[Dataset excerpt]
-- START --

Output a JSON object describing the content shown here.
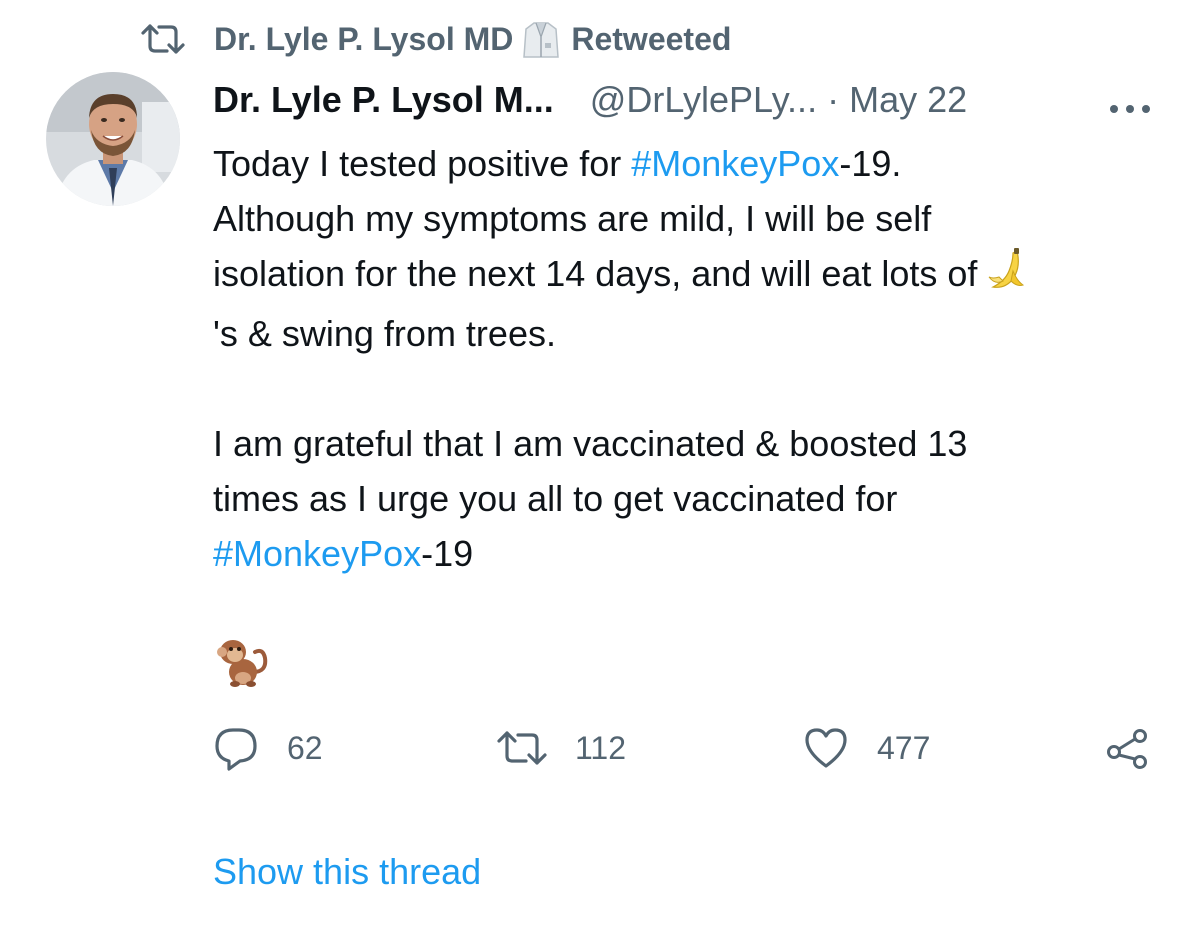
{
  "retweet_banner": {
    "user": "Dr. Lyle P. Lysol MD",
    "emoji_icon": "lab-coat-emoji",
    "status": "Retweeted"
  },
  "tweet": {
    "display_name": "Dr. Lyle P. Lysol M...",
    "handle": "@DrLylePLy...",
    "separator": "·",
    "date": "May 22",
    "text": {
      "line1_before": "Today I tested positive for ",
      "line1_hashtag": "#MonkeyPox",
      "line1_after": "-19.",
      "line2": "Although my symptoms are mild, I will be self",
      "line3": "isolation for the next 14 days, and will eat lots of ",
      "line3_emoji": "banana-emoji",
      "line4": "'s & swing from trees.",
      "line5": "I am grateful that I am vaccinated & boosted 13",
      "line6": "times as I urge you all to get vaccinated for",
      "line7_hashtag": "#MonkeyPox",
      "line7_after": "-19"
    },
    "trailing_emoji": "monkey-emoji",
    "actions": {
      "replies": "62",
      "retweets": "112",
      "likes": "477"
    },
    "show_thread_label": "Show this thread"
  },
  "colors": {
    "link": "#1d9bf0",
    "secondary_text": "#536471",
    "primary_text": "#0f1419",
    "background": "#ffffff"
  }
}
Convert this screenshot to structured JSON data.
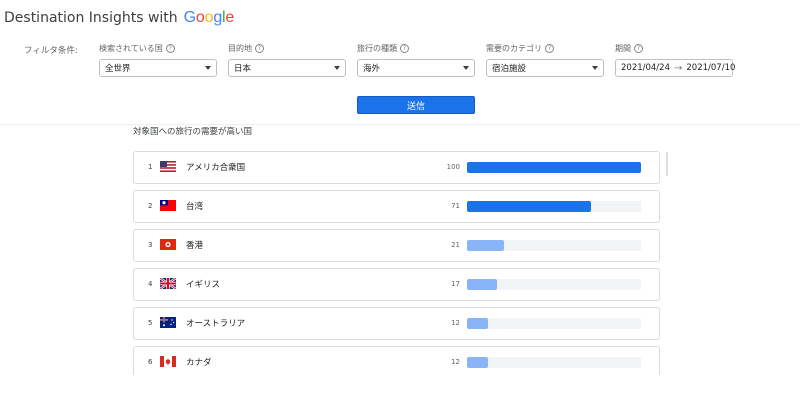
{
  "app": {
    "title": "Destination Insights with",
    "logo_letters": [
      "G",
      "o",
      "o",
      "g",
      "l",
      "e"
    ]
  },
  "filters": {
    "label": "フィルタ条件:",
    "fields": [
      {
        "label": "検索されている国",
        "value": "全世界"
      },
      {
        "label": "目的地",
        "value": "日本"
      },
      {
        "label": "旅行の種類",
        "value": "海外"
      },
      {
        "label": "需要のカテゴリ",
        "value": "宿泊施設"
      }
    ],
    "period": {
      "label": "期間",
      "start": "2021/04/24",
      "end": "2021/07/10"
    },
    "help_glyph": "?",
    "submit_label": "送信"
  },
  "results": {
    "heading": "対象国への旅行の需要が高い国",
    "rows": [
      {
        "rank": "1",
        "country": "アメリカ合衆国",
        "value": 100,
        "flag": "us-flag-icon"
      },
      {
        "rank": "2",
        "country": "台湾",
        "value": 71,
        "flag": "taiwan-flag-icon"
      },
      {
        "rank": "3",
        "country": "香港",
        "value": 21,
        "flag": "hongkong-flag-icon"
      },
      {
        "rank": "4",
        "country": "イギリス",
        "value": 17,
        "flag": "uk-flag-icon"
      },
      {
        "rank": "5",
        "country": "オーストラリア",
        "value": 12,
        "flag": "australia-flag-icon"
      },
      {
        "rank": "6",
        "country": "カナダ",
        "value": 12,
        "flag": "canada-flag-icon"
      }
    ]
  },
  "colors": {
    "bar_primary": "#1a73e8",
    "bar_light": "#8ab4f8",
    "track": "#f1f3f4",
    "accent": "#1a73e8"
  }
}
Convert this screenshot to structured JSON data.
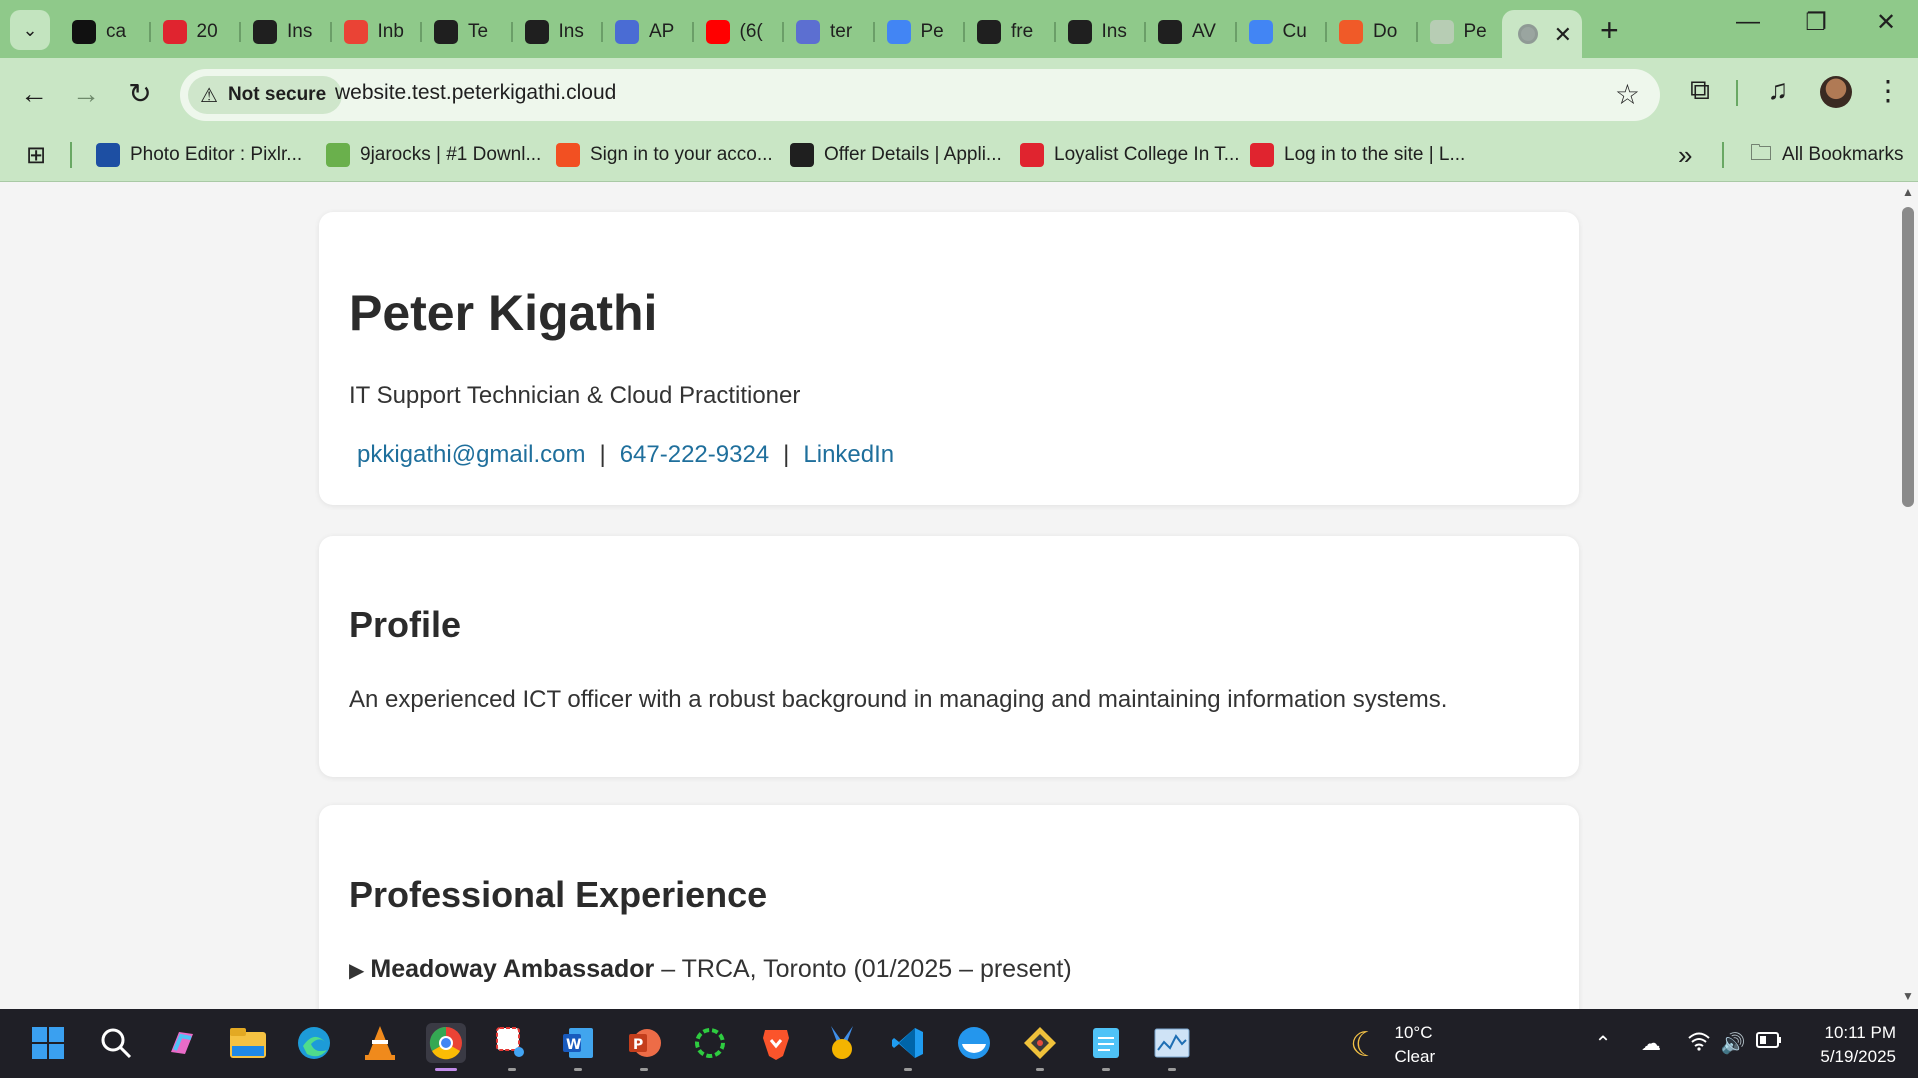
{
  "browser": {
    "tabs": [
      {
        "title": "ca",
        "icon": "tiktok-icon",
        "color": "#111111"
      },
      {
        "title": "20",
        "icon": "loyalist-icon",
        "color": "#e0242f"
      },
      {
        "title": "Ins",
        "icon": "hackerrank-icon",
        "color": "#1f1f1f"
      },
      {
        "title": "Inb",
        "icon": "gmail-icon",
        "color": "#ea4335"
      },
      {
        "title": "Te",
        "icon": "openai-icon",
        "color": "#1f1f1f"
      },
      {
        "title": "Ins",
        "icon": "openai-icon",
        "color": "#1f1f1f"
      },
      {
        "title": "AP",
        "icon": "api-icon",
        "color": "#4a6cd4"
      },
      {
        "title": "(6(",
        "icon": "youtube-icon",
        "color": "#ff0000"
      },
      {
        "title": "ter",
        "icon": "terraform-icon",
        "color": "#5c6fd1"
      },
      {
        "title": "Pe",
        "icon": "docs-icon",
        "color": "#4285f4"
      },
      {
        "title": "fre",
        "icon": "github-icon",
        "color": "#1f1f1f"
      },
      {
        "title": "Ins",
        "icon": "hackerrank-icon",
        "color": "#1f1f1f"
      },
      {
        "title": "AV",
        "icon": "openai-icon",
        "color": "#1f1f1f"
      },
      {
        "title": "Cu",
        "icon": "gcloud-icon",
        "color": "#4285f4"
      },
      {
        "title": "Do",
        "icon": "n-icon",
        "color": "#f05a28"
      },
      {
        "title": "Pe",
        "icon": "globe-faint-icon",
        "color": "#b7cdb4"
      }
    ],
    "active_tab": {
      "icon": "globe-icon",
      "close": "✕"
    },
    "new_tab": "+",
    "window_controls": {
      "minimize": "—",
      "restore": "❐",
      "close": "✕"
    },
    "security_label": "Not secure",
    "url": "website.test.peterkigathi.cloud",
    "bookmarks": [
      {
        "label": "Photo Editor : Pixlr...",
        "icon": "pixlr-icon",
        "color": "#1d4fa3"
      },
      {
        "label": "9jarocks | #1 Downl...",
        "icon": "9r-icon",
        "color": "#6ab04c"
      },
      {
        "label": "Sign in to your acco...",
        "icon": "microsoft-icon",
        "color": "#f25022"
      },
      {
        "label": "Offer Details | Appli...",
        "icon": "oc-icon",
        "color": "#1f1f1f"
      },
      {
        "label": "Loyalist College In T...",
        "icon": "loyalist-icon",
        "color": "#e0242f"
      },
      {
        "label": "Log in to the site | L...",
        "icon": "loyalist-icon",
        "color": "#e0242f"
      }
    ],
    "bookmarks_overflow": "»",
    "all_bookmarks": "All Bookmarks"
  },
  "page": {
    "name": "Peter Kigathi",
    "subtitle": "IT Support Technician & Cloud Practitioner",
    "email": "pkkigathi@gmail.com",
    "phone": "647-222-9324",
    "linkedin": "LinkedIn",
    "separator": "|",
    "profile_heading": "Profile",
    "profile_text": "An experienced ICT officer with a robust background in managing and maintaining information systems.",
    "experience_heading": "Professional Experience",
    "job_toggle": "▶",
    "job_title": "Meadoway Ambassador",
    "job_detail": " – TRCA, Toronto (01/2025 – present)"
  },
  "taskbar": {
    "weather_temp": "10°C",
    "weather_cond": "Clear",
    "time": "10:11 PM",
    "date": "5/19/2025"
  }
}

-- END --

> [Objective] Of the lines above, how many contain the word "flag"? Provide the number and nothing else.

> [Answer to this problem] 6